● **The exercise**: Search the material for "this" and show all lines that contain it.

Data records

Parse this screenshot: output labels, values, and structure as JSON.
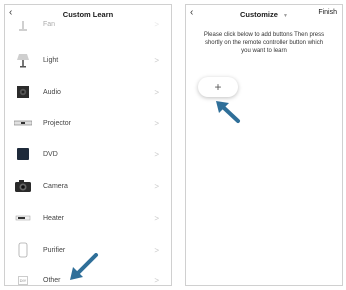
{
  "left_screen": {
    "back_icon": "chevron-left-icon",
    "title": "Custom Learn",
    "devices": [
      {
        "label": "Fan",
        "icon": "fan-icon"
      },
      {
        "label": "Light",
        "icon": "lamp-icon"
      },
      {
        "label": "Audio",
        "icon": "speaker-icon"
      },
      {
        "label": "Projector",
        "icon": "projector-icon"
      },
      {
        "label": "DVD",
        "icon": "dvd-player-icon"
      },
      {
        "label": "Camera",
        "icon": "camera-icon"
      },
      {
        "label": "Heater",
        "icon": "heater-icon"
      },
      {
        "label": "Purifier",
        "icon": "purifier-icon"
      },
      {
        "label": "Other",
        "icon": "diy-icon",
        "icon_text": "DIY"
      }
    ],
    "chevron": ">"
  },
  "right_screen": {
    "back_icon": "chevron-left-icon",
    "title": "Customize",
    "title_caret_icon": "caret-down-icon",
    "finish_label": "Finish",
    "instructions": "Please click below to add buttons Then press shortly on the remote controller button which you want to learn",
    "add_button_label": "+"
  },
  "annotations": {
    "arrow_color": "#2f6f99",
    "arrow_icon": "pointer-arrow-icon"
  }
}
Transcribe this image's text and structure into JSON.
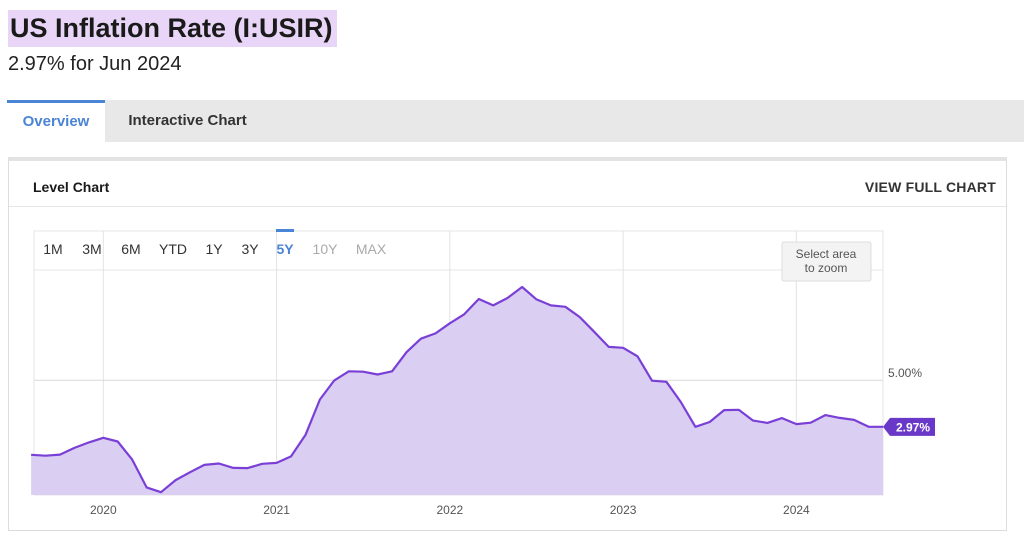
{
  "page": {
    "title": "US Inflation Rate (I:USIR)",
    "subtitle": "2.97% for Jun 2024"
  },
  "tabs": [
    {
      "label": "Overview",
      "active": true
    },
    {
      "label": "Interactive Chart",
      "active": false
    }
  ],
  "panel": {
    "title": "Level Chart",
    "view_full_label": "VIEW FULL CHART"
  },
  "colors": {
    "accent": "#4a84d6",
    "series_line": "#7a3fd6",
    "series_fill": "#d8ccf2",
    "current_badge": "#6a38c9"
  },
  "range_selector": {
    "options": [
      {
        "label": "1M",
        "state": "enabled"
      },
      {
        "label": "3M",
        "state": "enabled"
      },
      {
        "label": "6M",
        "state": "enabled"
      },
      {
        "label": "YTD",
        "state": "enabled"
      },
      {
        "label": "1Y",
        "state": "enabled"
      },
      {
        "label": "3Y",
        "state": "enabled"
      },
      {
        "label": "5Y",
        "state": "selected"
      },
      {
        "label": "10Y",
        "state": "disabled"
      },
      {
        "label": "MAX",
        "state": "disabled"
      }
    ]
  },
  "zoom_hint": [
    "Select area",
    "to zoom"
  ],
  "chart_data": {
    "type": "area",
    "grid": true,
    "xlim": [
      2019.6,
      2024.5
    ],
    "ylim": [
      0,
      11.5
    ],
    "x_ticks": [
      {
        "value": 2020.0,
        "label": "2020"
      },
      {
        "value": 2021.0,
        "label": "2021"
      },
      {
        "value": 2022.0,
        "label": "2022"
      },
      {
        "value": 2023.0,
        "label": "2023"
      },
      {
        "value": 2024.0,
        "label": "2024"
      }
    ],
    "y_ticks": [
      {
        "value": 5.0,
        "label": "5.00%"
      }
    ],
    "current_value_label": "2.97%",
    "series": [
      {
        "x": [
          2019.583,
          2019.667,
          2019.75,
          2019.833,
          2019.917,
          2020.0,
          2020.083,
          2020.167,
          2020.25,
          2020.333,
          2020.417,
          2020.5,
          2020.583,
          2020.667,
          2020.75,
          2020.833,
          2020.917,
          2021.0,
          2021.083,
          2021.167,
          2021.25,
          2021.333,
          2021.417,
          2021.5,
          2021.583,
          2021.667,
          2021.75,
          2021.833,
          2021.917,
          2022.0,
          2022.083,
          2022.167,
          2022.25,
          2022.333,
          2022.417,
          2022.5,
          2022.583,
          2022.667,
          2022.75,
          2022.833,
          2022.917,
          2023.0,
          2023.083,
          2023.167,
          2023.25,
          2023.333,
          2023.417,
          2023.5,
          2023.583,
          2023.667,
          2023.75,
          2023.833,
          2023.917,
          2024.0,
          2024.083,
          2024.167,
          2024.25,
          2024.333,
          2024.417,
          2024.5
        ],
        "y": [
          1.75,
          1.71,
          1.76,
          2.05,
          2.29,
          2.49,
          2.33,
          1.54,
          0.33,
          0.12,
          0.65,
          0.99,
          1.31,
          1.37,
          1.18,
          1.17,
          1.36,
          1.4,
          1.68,
          2.62,
          4.16,
          4.99,
          5.39,
          5.37,
          5.25,
          5.39,
          6.22,
          6.81,
          7.04,
          7.48,
          7.87,
          8.54,
          8.26,
          8.58,
          9.06,
          8.52,
          8.26,
          8.2,
          7.75,
          7.11,
          6.45,
          6.41,
          6.04,
          4.98,
          4.93,
          4.05,
          2.97,
          3.18,
          3.7,
          3.71,
          3.24,
          3.14,
          3.35,
          3.09,
          3.15,
          3.48,
          3.36,
          3.27,
          2.97,
          2.97
        ]
      }
    ]
  }
}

● **Task response**:
Parse this screenshot: output labels, values, and structure as JSON.
Transcribe this image's text and structure into JSON.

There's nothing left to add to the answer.